What is required:
Wherever a line in the data below holds "caption", copy that line.

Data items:
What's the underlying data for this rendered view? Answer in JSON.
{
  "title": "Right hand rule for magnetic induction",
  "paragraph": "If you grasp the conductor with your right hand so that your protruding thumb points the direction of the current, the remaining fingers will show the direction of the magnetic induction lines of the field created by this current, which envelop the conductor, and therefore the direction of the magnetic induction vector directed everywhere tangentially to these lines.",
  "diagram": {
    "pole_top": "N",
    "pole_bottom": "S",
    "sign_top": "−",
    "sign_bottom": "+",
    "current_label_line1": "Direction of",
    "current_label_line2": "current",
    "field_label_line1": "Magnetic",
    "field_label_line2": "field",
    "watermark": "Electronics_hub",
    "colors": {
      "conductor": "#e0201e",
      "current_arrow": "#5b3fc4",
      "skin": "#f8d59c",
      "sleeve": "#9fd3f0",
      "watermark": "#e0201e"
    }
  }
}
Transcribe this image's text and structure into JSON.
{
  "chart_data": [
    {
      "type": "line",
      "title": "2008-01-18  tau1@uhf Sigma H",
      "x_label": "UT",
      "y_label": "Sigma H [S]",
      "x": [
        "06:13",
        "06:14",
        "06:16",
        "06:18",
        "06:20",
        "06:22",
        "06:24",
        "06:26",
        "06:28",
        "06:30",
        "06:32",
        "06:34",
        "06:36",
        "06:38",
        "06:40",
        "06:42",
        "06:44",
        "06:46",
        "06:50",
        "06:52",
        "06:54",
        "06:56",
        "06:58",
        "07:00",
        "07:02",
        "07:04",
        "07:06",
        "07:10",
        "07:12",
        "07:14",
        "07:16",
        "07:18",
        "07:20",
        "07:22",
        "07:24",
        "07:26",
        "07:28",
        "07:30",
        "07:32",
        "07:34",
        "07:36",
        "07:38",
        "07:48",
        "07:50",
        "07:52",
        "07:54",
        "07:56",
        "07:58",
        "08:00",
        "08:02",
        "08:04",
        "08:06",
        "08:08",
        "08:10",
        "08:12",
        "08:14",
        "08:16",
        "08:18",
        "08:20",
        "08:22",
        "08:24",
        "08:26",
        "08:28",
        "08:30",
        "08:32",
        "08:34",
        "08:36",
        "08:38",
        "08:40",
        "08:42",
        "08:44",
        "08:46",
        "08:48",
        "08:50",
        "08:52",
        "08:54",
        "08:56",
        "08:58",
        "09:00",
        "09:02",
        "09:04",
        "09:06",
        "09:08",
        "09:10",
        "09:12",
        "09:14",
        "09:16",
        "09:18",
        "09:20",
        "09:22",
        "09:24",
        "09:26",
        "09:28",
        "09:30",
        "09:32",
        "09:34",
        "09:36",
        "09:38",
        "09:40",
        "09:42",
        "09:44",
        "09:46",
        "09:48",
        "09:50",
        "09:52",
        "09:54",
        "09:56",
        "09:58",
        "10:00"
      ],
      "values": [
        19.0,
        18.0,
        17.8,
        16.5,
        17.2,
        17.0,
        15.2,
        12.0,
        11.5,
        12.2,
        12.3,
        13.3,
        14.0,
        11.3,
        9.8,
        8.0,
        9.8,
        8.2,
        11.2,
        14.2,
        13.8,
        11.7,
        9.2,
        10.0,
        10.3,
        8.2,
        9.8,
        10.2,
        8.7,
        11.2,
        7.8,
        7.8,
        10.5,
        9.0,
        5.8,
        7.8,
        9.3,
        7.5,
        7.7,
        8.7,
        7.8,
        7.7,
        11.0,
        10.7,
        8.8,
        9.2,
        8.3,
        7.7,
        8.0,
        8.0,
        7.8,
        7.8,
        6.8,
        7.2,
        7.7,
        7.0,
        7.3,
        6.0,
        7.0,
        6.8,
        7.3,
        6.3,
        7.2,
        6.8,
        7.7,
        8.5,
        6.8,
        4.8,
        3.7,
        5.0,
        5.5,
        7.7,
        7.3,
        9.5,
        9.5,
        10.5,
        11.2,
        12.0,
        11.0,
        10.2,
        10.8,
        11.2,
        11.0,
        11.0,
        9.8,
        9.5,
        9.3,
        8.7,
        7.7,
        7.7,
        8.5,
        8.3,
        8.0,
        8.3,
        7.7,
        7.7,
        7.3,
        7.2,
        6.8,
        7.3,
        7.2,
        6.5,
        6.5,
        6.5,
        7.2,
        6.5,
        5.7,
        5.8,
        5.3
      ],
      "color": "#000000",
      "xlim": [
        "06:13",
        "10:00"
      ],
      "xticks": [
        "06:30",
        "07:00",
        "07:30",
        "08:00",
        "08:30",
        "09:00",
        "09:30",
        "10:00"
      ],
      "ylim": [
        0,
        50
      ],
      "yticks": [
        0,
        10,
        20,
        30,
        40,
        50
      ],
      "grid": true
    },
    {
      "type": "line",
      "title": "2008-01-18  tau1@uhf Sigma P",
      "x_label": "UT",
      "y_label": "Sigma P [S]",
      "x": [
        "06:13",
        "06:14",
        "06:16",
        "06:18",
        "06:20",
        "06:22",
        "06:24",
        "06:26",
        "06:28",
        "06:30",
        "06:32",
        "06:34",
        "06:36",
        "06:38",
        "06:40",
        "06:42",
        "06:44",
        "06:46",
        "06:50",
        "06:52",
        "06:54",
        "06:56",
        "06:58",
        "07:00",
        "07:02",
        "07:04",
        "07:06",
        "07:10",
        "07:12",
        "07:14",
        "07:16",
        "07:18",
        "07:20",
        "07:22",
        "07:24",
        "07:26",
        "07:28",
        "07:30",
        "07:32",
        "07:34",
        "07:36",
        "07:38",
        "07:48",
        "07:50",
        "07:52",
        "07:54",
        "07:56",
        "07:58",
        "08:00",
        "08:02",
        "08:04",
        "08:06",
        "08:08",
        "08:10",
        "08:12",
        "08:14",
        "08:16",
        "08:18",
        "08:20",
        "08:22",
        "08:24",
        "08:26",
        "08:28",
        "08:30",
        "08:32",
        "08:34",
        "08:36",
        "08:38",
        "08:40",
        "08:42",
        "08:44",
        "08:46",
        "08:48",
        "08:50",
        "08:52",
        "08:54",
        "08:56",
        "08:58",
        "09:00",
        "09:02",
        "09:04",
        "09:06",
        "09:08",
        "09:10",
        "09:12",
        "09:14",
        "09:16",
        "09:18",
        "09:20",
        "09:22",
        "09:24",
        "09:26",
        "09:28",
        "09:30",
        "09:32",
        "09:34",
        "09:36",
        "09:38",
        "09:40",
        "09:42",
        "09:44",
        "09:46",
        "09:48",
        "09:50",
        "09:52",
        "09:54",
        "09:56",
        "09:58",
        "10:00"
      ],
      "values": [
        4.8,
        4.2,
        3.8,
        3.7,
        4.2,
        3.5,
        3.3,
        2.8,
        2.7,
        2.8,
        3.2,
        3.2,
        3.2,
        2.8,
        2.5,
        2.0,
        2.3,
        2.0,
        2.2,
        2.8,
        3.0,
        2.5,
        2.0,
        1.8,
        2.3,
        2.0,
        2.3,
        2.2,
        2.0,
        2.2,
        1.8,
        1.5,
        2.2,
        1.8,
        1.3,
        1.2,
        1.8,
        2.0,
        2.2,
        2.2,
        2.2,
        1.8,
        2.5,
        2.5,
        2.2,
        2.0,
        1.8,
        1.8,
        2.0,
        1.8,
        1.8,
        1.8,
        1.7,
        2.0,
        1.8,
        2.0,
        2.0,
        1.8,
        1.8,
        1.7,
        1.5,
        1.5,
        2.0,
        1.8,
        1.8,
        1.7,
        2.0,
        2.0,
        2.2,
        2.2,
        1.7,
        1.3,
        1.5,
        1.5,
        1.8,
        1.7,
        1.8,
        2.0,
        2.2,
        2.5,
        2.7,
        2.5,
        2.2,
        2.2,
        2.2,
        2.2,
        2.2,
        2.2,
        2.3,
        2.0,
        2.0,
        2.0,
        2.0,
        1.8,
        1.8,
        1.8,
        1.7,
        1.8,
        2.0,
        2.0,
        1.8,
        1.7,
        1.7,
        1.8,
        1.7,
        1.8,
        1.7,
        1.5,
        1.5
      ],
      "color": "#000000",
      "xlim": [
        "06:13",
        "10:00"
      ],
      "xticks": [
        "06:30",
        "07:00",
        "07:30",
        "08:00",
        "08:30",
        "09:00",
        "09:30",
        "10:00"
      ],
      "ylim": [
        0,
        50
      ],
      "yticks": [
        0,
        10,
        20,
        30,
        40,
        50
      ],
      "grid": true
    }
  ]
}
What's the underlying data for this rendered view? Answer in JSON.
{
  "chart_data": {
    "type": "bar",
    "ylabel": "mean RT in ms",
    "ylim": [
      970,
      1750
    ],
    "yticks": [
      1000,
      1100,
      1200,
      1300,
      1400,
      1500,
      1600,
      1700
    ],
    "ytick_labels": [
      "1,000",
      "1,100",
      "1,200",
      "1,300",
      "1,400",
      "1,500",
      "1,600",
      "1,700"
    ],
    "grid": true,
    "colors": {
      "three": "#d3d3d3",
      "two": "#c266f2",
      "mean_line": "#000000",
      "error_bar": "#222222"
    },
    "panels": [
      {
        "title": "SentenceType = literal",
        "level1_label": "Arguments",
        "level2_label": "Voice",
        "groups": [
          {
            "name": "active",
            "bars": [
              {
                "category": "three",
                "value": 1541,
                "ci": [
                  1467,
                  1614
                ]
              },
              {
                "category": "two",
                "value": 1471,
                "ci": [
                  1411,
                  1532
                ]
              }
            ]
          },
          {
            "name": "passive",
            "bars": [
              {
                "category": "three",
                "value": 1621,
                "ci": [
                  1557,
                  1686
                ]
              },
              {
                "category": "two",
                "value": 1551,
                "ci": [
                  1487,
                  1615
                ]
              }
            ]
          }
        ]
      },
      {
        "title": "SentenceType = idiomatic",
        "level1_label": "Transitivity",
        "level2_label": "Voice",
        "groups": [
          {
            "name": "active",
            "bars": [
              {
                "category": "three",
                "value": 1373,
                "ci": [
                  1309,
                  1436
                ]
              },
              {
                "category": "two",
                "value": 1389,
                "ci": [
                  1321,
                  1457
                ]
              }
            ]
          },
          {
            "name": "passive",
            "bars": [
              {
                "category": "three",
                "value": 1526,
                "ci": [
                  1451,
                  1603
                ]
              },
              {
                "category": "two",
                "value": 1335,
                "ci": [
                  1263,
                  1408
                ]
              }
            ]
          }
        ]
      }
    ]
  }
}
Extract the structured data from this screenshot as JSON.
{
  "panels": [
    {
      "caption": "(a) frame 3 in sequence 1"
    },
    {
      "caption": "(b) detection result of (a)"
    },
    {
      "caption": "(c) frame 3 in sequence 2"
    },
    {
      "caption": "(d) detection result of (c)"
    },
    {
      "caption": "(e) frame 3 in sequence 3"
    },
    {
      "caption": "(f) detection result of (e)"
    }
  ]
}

Final result:
      "caption": "(a) frame 3 in sequence 1"
      "caption": "(b) detection result of (a)"
      "caption": "(c) frame 3 in sequence 2"
      "caption": "(d) detection result of (c)"
      "caption": "(e) frame 3 in sequence 3"
      "caption": "(f) detection result of (e)"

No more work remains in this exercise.